» **DIRECTIVE**
Each line containing the word "title" must be collected.

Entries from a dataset
━━━━━━━━━━━━━━━━

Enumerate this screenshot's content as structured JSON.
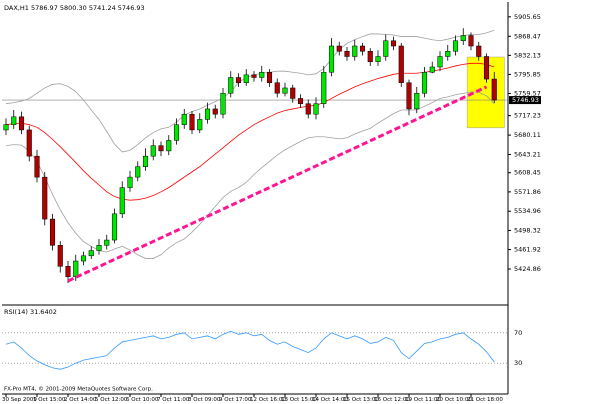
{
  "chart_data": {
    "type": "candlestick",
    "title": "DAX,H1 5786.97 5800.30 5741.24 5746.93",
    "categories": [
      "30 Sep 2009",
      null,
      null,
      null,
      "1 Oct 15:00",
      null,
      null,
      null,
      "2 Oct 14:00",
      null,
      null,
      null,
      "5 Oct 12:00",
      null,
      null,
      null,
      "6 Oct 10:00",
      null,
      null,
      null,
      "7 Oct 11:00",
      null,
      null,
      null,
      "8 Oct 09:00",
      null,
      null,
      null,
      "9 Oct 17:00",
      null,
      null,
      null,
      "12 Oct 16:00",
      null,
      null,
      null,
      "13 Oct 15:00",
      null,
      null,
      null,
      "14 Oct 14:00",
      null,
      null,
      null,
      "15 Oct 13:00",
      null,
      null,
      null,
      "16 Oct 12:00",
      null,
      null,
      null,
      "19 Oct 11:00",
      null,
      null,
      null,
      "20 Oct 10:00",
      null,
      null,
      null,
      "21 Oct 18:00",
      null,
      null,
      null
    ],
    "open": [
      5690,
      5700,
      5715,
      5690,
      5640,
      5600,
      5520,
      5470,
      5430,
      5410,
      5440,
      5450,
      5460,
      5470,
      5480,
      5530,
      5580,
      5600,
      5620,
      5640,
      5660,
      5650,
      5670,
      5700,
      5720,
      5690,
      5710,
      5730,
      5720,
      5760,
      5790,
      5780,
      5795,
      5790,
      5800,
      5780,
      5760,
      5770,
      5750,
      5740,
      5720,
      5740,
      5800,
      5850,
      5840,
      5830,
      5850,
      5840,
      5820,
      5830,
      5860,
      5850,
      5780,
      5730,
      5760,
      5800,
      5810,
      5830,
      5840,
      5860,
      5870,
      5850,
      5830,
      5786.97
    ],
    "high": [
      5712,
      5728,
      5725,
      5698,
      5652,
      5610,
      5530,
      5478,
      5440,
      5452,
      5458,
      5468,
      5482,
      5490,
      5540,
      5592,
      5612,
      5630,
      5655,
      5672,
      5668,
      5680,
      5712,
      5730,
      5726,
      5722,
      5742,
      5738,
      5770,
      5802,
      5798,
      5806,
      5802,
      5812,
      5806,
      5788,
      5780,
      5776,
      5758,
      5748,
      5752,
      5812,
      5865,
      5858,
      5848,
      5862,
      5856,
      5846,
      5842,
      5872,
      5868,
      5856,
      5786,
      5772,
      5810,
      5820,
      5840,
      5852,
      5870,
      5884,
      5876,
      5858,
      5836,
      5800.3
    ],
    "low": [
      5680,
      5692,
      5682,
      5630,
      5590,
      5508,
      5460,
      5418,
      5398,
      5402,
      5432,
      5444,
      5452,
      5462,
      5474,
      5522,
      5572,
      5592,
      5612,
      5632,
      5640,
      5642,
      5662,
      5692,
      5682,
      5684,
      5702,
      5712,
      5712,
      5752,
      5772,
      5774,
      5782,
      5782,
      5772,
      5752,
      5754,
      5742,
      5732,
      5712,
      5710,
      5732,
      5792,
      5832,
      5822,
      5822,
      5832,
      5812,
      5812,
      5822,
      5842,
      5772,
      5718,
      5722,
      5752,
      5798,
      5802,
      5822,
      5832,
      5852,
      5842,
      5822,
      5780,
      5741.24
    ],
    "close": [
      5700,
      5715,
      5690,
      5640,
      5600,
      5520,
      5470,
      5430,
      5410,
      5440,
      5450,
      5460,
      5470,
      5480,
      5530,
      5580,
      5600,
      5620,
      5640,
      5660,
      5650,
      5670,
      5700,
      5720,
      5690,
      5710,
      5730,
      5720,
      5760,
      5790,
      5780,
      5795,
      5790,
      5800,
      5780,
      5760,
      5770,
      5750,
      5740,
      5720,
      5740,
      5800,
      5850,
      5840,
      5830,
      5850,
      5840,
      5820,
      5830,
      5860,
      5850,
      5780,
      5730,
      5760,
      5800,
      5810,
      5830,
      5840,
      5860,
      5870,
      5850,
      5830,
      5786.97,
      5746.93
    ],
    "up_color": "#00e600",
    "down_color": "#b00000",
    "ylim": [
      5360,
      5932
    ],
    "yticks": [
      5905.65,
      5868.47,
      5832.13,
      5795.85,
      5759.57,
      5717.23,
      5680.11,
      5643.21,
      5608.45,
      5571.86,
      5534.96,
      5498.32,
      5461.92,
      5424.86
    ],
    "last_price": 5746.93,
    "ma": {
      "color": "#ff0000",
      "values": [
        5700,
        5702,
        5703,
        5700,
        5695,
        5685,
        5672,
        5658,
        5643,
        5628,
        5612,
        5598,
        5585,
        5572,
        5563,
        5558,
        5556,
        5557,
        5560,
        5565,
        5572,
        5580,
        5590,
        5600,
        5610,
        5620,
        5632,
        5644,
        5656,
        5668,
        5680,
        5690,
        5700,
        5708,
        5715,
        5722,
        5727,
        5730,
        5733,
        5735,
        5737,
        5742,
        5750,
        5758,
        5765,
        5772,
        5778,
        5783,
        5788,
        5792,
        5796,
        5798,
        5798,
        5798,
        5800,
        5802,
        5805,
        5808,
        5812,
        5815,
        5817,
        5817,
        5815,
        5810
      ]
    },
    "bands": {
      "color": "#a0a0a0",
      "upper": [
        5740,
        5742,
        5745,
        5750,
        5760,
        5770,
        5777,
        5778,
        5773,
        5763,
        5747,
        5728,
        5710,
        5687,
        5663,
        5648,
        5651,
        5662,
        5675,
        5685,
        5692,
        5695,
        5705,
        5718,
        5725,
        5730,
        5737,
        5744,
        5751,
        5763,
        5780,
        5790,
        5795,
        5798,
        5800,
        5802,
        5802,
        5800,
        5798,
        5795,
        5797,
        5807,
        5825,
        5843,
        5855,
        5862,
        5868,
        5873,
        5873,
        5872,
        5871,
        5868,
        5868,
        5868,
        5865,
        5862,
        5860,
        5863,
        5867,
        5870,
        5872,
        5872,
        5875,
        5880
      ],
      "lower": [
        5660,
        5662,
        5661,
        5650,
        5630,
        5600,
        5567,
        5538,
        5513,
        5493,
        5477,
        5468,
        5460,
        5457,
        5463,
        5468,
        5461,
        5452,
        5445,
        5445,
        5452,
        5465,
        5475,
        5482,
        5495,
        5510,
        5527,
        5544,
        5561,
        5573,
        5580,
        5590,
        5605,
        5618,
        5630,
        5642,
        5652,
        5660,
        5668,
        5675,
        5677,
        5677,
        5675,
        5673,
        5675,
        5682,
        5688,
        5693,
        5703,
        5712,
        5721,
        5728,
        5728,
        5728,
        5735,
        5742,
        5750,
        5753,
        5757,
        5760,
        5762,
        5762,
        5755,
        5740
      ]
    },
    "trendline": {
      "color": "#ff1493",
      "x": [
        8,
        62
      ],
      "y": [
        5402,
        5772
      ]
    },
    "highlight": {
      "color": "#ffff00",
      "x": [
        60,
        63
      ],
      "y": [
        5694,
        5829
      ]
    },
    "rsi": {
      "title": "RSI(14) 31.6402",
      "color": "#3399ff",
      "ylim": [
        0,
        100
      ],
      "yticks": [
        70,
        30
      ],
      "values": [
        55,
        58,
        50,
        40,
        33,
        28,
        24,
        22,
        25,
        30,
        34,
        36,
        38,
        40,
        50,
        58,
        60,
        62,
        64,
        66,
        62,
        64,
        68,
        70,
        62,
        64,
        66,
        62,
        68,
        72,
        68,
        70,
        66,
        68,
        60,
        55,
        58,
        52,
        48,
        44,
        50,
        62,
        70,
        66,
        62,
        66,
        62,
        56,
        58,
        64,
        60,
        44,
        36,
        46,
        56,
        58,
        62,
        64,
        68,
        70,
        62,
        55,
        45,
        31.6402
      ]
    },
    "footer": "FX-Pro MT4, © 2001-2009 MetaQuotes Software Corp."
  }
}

━━━━━━━━━━━━━━━━

» **ANSWER TO THIS EXERCISE**
    "title": "DAX,H1 5786.97 5800.30 5741.24 5746.93",
      "title": "RSI(14) 31.6402",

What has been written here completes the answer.